Dataset rows:

= = =

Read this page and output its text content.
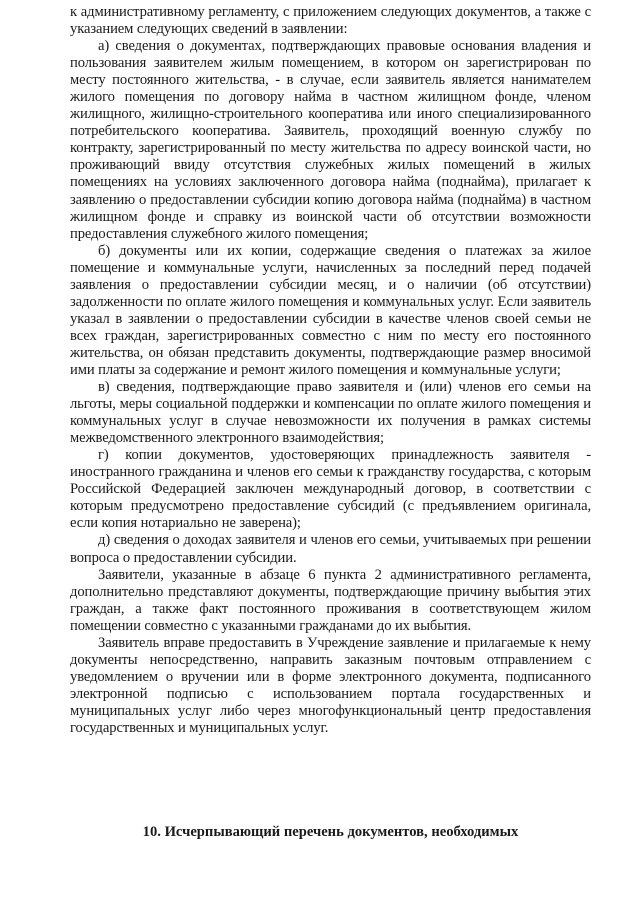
к административному регламенту, с приложением следующих документов, а также с указанием следующих сведений в заявлении:

а) сведения о документах, подтверждающих правовые основания владения и пользования заявителем жилым помещением, в котором он зарегистрирован по месту постоянного жительства, - в случае, если заявитель является нанимателем жилого помещения по договору найма в частном жилищном фонде, членом жилищного, жилищно-строительного кооператива или иного специализированного потребительского кооператива. Заявитель, проходящий военную службу по контракту, зарегистрированный по месту жительства по адресу воинской части, но проживающий ввиду отсутствия служебных жилых помещений в жилых помещениях на условиях заключенного договора найма (поднайма), прилагает к заявлению о предоставлении субсидии копию договора найма (поднайма) в частном жилищном фонде и справку из воинской части об отсутствии возможности предоставления служебного жилого помещения;

б) документы или их копии, содержащие сведения о платежах за жилое помещение и коммунальные услуги, начисленных за последний перед подачей заявления о предоставлении субсидии месяц, и о наличии (об отсутствии) задолженности по оплате жилого помещения и коммунальных услуг. Если заявитель указал в заявлении о предоставлении субсидии в качестве членов своей семьи не всех граждан, зарегистрированных совместно с ним по месту его постоянного жительства, он обязан представить документы, подтверждающие размер вносимой ими платы за содержание и ремонт жилого помещения и коммунальные услуги;

в) сведения, подтверждающие право заявителя и (или) членов его семьи на льготы, меры социальной поддержки и компенсации по оплате жилого помещения и коммунальных услуг в случае невозможности их получения в рамках системы межведомственного электронного взаимодействия;

г) копии документов, удостоверяющих принадлежность заявителя - иностранного гражданина и членов его семьи к гражданству государства, с которым Российской Федерацией заключен международный договор, в соответствии с которым предусмотрено предоставление субсидий (с предъявлением оригинала, если копия нотариально не заверена);

д) сведения о доходах заявителя и членов его семьи, учитываемых при решении вопроса о предоставлении субсидии.

Заявители, указанные в абзаце 6 пункта 2 административного регламента, дополнительно представляют документы, подтверждающие причину выбытия этих граждан, а также факт постоянного проживания в соответствующем жилом помещении совместно с указанными гражданами до их выбытия.

Заявитель вправе предоставить в Учреждение заявление и прилагаемые к нему документы непосредственно, направить заказным почтовым отправлением с уведомлением о вручении или в форме электронного документа, подписанного электронной подписью с использованием портала государственных и муниципальных услуг либо через многофункциональный центр предоставления государственных и муниципальных услуг.

10. Исчерпывающий перечень документов, необходимых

= = =

Aim: Print the whole listing above once more, word for word, without its pictures.

The output:
Read this page and output its text content.
к административному регламенту, с приложением следующих документов, а также с указанием следующих сведений в заявлении:

а) сведения о документах, подтверждающих правовые основания владения и пользования заявителем жилым помещением, в котором он зарегистрирован по месту постоянного жительства, - в случае, если заявитель является нанимателем жилого помещения по договору найма в частном жилищном фонде, членом жилищного, жилищно-строительного кооператива или иного специализированного потребительского кооператива. Заявитель, проходящий военную службу по контракту, зарегистрированный по месту жительства по адресу воинской части, но проживающий ввиду отсутствия служебных жилых помещений в жилых помещениях на условиях заключенного договора найма (поднайма), прилагает к заявлению о предоставлении субсидии копию договора найма (поднайма) в частном жилищном фонде и справку из воинской части об отсутствии возможности предоставления служебного жилого помещения;

б) документы или их копии, содержащие сведения о платежах за жилое помещение и коммунальные услуги, начисленных за последний перед подачей заявления о предоставлении субсидии месяц, и о наличии (об отсутствии) задолженности по оплате жилого помещения и коммунальных услуг. Если заявитель указал в заявлении о предоставлении субсидии в качестве членов своей семьи не всех граждан, зарегистрированных совместно с ним по месту его постоянного жительства, он обязан представить документы, подтверждающие размер вносимой ими платы за содержание и ремонт жилого помещения и коммунальные услуги;

в) сведения, подтверждающие право заявителя и (или) членов его семьи на льготы, меры социальной поддержки и компенсации по оплате жилого помещения и коммунальных услуг в случае невозможности их получения в рамках системы межведомственного электронного взаимодействия;

г) копии документов, удостоверяющих принадлежность заявителя - иностранного гражданина и членов его семьи к гражданству государства, с которым Российской Федерацией заключен международный договор, в соответствии с которым предусмотрено предоставление субсидий (с предъявлением оригинала, если копия нотариально не заверена);

д) сведения о доходах заявителя и членов его семьи, учитываемых при решении вопроса о предоставлении субсидии.

Заявители, указанные в абзаце 6 пункта 2 административного регламента, дополнительно представляют документы, подтверждающие причину выбытия этих граждан, а также факт постоянного проживания в соответствующем жилом помещении совместно с указанными гражданами до их выбытия.

Заявитель вправе предоставить в Учреждение заявление и прилагаемые к нему документы непосредственно, направить заказным почтовым отправлением с уведомлением о вручении или в форме электронного документа, подписанного электронной подписью с использованием портала государственных и муниципальных услуг либо через многофункциональный центр предоставления государственных и муниципальных услуг.

10. Исчерпывающий перечень документов, необходимых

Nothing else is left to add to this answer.